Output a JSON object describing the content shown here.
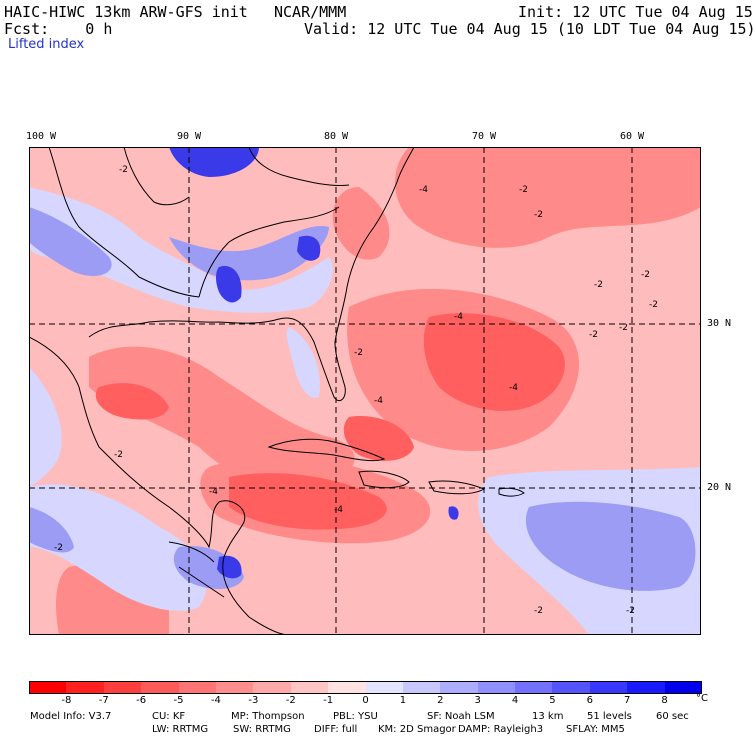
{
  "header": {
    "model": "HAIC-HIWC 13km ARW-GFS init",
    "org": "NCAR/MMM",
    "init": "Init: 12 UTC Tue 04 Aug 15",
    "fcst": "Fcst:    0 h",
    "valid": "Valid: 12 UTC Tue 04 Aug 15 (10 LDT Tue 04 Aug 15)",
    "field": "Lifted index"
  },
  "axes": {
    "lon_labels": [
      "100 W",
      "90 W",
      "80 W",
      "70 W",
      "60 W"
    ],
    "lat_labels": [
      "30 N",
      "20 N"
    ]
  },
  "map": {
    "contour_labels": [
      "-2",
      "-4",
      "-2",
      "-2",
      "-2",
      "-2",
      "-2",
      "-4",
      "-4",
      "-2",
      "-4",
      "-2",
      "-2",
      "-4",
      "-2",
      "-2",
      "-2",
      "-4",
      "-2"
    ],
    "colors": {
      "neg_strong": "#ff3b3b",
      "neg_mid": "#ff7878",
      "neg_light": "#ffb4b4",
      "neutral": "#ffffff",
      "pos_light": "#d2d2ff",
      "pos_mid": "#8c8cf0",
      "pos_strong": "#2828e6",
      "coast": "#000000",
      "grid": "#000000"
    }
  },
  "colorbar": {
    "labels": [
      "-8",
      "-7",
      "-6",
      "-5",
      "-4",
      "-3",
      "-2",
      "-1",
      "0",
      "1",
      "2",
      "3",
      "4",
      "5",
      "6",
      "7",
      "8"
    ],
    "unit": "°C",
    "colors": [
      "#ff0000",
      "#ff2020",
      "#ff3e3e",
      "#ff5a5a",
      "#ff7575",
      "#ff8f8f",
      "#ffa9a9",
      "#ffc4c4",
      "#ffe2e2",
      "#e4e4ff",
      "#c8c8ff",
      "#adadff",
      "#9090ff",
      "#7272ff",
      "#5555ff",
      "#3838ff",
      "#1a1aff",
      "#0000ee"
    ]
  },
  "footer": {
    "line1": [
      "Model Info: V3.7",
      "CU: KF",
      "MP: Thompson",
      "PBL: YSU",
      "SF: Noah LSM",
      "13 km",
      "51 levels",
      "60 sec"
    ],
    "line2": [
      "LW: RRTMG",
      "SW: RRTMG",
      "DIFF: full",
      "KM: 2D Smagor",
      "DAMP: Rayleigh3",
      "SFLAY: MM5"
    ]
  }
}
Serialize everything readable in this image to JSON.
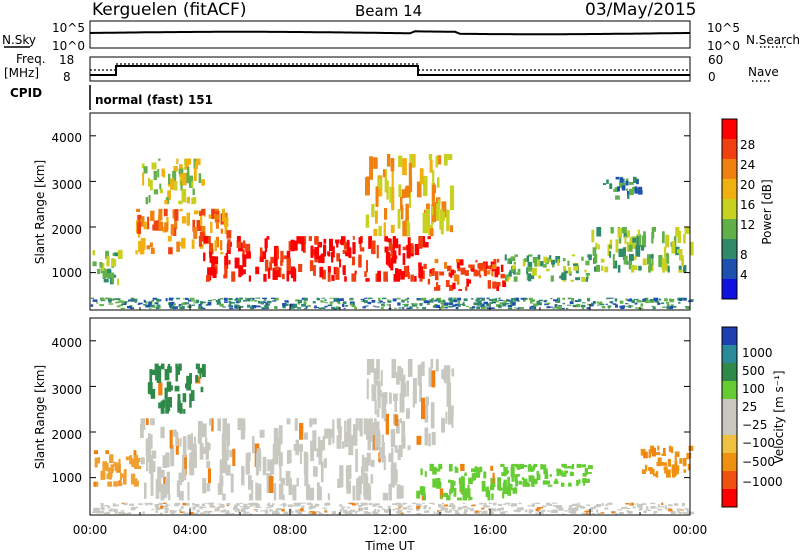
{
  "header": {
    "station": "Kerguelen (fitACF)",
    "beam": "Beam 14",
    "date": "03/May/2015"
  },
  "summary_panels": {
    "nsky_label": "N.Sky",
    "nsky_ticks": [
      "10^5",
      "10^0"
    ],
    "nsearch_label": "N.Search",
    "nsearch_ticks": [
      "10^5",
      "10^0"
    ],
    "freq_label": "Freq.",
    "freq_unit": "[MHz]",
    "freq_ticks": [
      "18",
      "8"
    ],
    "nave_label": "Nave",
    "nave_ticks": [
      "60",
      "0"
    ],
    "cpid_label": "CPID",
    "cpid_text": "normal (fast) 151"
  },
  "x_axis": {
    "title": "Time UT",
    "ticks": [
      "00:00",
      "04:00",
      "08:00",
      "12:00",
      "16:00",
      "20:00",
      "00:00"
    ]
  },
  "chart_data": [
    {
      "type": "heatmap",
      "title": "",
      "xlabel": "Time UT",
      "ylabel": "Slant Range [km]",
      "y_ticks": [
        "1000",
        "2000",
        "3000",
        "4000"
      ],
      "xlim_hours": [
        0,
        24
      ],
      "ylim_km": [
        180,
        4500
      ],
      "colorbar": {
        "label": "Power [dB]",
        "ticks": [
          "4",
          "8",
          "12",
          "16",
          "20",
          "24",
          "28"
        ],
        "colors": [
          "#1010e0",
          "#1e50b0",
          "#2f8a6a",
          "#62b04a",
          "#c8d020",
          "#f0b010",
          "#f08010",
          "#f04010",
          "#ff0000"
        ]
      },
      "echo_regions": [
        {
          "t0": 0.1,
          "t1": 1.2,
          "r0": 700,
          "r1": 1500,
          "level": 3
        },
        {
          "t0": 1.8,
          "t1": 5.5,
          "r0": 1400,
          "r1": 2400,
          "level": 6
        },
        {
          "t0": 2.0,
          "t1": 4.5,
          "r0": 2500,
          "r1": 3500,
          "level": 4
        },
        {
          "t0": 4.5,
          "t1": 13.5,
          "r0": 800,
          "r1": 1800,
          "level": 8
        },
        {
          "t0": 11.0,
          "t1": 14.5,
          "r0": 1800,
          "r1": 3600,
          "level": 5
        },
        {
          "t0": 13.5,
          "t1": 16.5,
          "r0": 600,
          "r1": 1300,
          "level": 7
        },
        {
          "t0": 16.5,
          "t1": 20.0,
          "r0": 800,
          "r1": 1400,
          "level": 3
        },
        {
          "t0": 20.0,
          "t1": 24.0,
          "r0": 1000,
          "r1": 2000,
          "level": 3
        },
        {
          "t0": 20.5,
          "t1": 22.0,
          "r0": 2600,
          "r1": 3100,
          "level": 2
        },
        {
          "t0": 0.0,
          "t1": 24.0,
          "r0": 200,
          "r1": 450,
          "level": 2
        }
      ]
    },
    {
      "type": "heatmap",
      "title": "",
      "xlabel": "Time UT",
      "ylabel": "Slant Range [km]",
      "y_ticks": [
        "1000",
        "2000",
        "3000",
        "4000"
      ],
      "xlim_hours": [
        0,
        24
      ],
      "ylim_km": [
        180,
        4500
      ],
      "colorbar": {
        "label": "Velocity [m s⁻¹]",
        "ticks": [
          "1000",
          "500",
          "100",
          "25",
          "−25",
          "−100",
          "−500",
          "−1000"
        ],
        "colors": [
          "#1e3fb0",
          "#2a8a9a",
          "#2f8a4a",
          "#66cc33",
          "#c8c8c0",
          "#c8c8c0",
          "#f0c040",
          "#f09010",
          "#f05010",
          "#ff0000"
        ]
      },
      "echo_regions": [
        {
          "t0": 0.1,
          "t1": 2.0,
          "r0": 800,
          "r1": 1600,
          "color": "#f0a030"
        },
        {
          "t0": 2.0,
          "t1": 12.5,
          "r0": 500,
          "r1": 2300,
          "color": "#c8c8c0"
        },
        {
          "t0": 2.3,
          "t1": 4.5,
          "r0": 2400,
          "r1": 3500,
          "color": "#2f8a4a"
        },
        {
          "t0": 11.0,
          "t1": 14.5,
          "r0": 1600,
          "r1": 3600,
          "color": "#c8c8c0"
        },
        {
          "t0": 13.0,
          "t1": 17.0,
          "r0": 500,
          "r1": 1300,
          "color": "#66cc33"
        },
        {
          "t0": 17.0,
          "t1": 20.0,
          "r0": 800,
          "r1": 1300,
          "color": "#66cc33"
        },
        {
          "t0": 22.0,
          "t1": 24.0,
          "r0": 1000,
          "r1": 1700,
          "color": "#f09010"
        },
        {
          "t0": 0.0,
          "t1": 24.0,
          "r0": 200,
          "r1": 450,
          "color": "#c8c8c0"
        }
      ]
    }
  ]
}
++++++++
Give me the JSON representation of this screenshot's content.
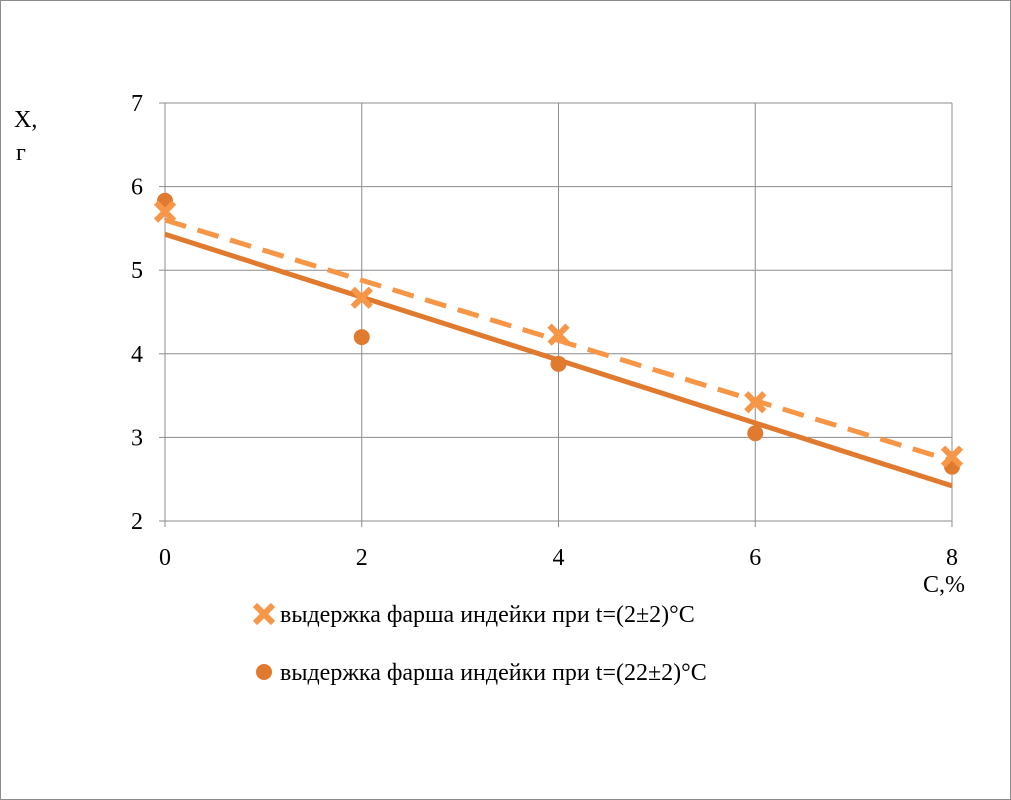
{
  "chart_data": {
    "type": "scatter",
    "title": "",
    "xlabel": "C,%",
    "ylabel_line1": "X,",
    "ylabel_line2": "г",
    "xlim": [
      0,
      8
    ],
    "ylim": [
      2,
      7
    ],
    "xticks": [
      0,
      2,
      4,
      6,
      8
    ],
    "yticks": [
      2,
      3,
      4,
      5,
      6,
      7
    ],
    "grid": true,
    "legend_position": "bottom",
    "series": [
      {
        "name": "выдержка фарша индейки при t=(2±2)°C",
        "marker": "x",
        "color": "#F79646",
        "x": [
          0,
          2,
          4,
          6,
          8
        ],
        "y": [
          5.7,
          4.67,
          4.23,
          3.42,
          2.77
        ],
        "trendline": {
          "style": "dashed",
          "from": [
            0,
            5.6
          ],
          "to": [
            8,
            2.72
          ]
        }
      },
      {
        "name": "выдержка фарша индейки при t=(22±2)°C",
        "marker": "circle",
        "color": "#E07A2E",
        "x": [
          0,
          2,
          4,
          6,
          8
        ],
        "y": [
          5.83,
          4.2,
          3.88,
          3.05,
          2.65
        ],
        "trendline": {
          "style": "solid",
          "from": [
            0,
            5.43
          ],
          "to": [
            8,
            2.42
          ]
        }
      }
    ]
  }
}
++++++++
Problem: Please list every line of the records that contains "выдержка".

Solution to this exercise:
        "name": "выдержка фарша индейки при t=(2±2)°C",
        "name": "выдержка фарша индейки при t=(22±2)°C",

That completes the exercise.